** Begin Available records **
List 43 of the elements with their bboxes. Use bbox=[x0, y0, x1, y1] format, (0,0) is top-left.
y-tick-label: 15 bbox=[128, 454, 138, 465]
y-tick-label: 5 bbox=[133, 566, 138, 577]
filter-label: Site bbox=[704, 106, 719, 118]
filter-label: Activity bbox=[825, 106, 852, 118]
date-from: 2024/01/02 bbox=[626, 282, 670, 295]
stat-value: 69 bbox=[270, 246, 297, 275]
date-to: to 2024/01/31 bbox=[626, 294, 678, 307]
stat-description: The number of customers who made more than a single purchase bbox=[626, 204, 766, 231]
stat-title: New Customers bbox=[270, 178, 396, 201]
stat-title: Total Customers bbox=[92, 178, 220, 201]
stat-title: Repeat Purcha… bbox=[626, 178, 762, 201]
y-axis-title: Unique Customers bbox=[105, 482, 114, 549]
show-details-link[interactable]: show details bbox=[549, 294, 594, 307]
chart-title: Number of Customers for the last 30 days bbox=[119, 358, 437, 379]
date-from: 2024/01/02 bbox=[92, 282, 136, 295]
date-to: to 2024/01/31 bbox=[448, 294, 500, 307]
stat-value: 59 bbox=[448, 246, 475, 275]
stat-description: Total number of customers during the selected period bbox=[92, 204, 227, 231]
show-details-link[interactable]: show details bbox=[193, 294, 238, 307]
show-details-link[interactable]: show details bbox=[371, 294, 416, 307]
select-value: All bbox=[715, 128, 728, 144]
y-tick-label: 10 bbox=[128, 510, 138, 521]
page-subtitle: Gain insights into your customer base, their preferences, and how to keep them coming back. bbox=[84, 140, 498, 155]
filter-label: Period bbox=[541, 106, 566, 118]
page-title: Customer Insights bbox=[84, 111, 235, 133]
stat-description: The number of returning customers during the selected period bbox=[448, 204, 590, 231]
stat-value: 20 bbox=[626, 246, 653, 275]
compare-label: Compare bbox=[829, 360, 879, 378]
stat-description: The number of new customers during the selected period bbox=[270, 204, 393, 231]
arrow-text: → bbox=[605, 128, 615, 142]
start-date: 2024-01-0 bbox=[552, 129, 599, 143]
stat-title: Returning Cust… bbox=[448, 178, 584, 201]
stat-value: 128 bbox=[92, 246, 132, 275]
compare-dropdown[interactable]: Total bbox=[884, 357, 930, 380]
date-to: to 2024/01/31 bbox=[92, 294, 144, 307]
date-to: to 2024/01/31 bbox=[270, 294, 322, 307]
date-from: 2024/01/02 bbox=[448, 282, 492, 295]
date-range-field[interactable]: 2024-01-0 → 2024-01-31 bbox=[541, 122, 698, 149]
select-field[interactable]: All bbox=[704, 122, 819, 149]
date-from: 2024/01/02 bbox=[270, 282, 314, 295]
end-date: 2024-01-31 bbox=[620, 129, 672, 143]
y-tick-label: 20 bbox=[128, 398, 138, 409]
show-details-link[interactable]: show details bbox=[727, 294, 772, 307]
** End Available records **
Task instructions:
Copy the records above line for line, with no changes.

Solution to the exercise:
List 43 of the elements with their bboxes. Use bbox=[x0, y0, x1, y1] format, (0,0) is top-left.
y-tick-label: 15 bbox=[128, 454, 138, 465]
y-tick-label: 5 bbox=[133, 566, 138, 577]
filter-label: Site bbox=[704, 106, 719, 118]
filter-label: Activity bbox=[825, 106, 852, 118]
date-from: 2024/01/02 bbox=[626, 282, 670, 295]
stat-value: 69 bbox=[270, 246, 297, 275]
date-to: to 2024/01/31 bbox=[626, 294, 678, 307]
stat-description: The number of customers who made more than a single purchase bbox=[626, 204, 766, 231]
stat-title: New Customers bbox=[270, 178, 396, 201]
stat-title: Total Customers bbox=[92, 178, 220, 201]
stat-title: Repeat Purcha… bbox=[626, 178, 762, 201]
y-axis-title: Unique Customers bbox=[105, 482, 114, 549]
show-details-link[interactable]: show details bbox=[549, 294, 594, 307]
chart-title: Number of Customers for the last 30 days bbox=[119, 358, 437, 379]
date-from: 2024/01/02 bbox=[92, 282, 136, 295]
date-to: to 2024/01/31 bbox=[448, 294, 500, 307]
stat-value: 59 bbox=[448, 246, 475, 275]
stat-description: Total number of customers during the selected period bbox=[92, 204, 227, 231]
show-details-link[interactable]: show details bbox=[193, 294, 238, 307]
show-details-link[interactable]: show details bbox=[371, 294, 416, 307]
select-value: All bbox=[715, 128, 728, 144]
y-tick-label: 10 bbox=[128, 510, 138, 521]
page-subtitle: Gain insights into your customer base, their preferences, and how to keep them coming back. bbox=[84, 140, 498, 155]
filter-label: Period bbox=[541, 106, 566, 118]
page-title: Customer Insights bbox=[84, 111, 235, 133]
stat-description: The number of returning customers during the selected period bbox=[448, 204, 590, 231]
stat-value: 20 bbox=[626, 246, 653, 275]
compare-label: Compare bbox=[829, 360, 879, 378]
stat-description: The number of new customers during the selected period bbox=[270, 204, 393, 231]
arrow-text: → bbox=[605, 128, 615, 142]
start-date: 2024-01-0 bbox=[552, 129, 599, 143]
stat-title: Returning Cust… bbox=[448, 178, 584, 201]
stat-value: 128 bbox=[92, 246, 132, 275]
compare-dropdown[interactable]: Total bbox=[884, 357, 930, 380]
date-to: to 2024/01/31 bbox=[92, 294, 144, 307]
date-to: to 2024/01/31 bbox=[270, 294, 322, 307]
date-from: 2024/01/02 bbox=[448, 282, 492, 295]
date-range-field[interactable]: 2024-01-0 → 2024-01-31 bbox=[541, 122, 698, 149]
select-field[interactable]: All bbox=[704, 122, 819, 149]
date-from: 2024/01/02 bbox=[270, 282, 314, 295]
end-date: 2024-01-31 bbox=[620, 129, 672, 143]
y-tick-label: 20 bbox=[128, 398, 138, 409]
show-details-link[interactable]: show details bbox=[727, 294, 772, 307]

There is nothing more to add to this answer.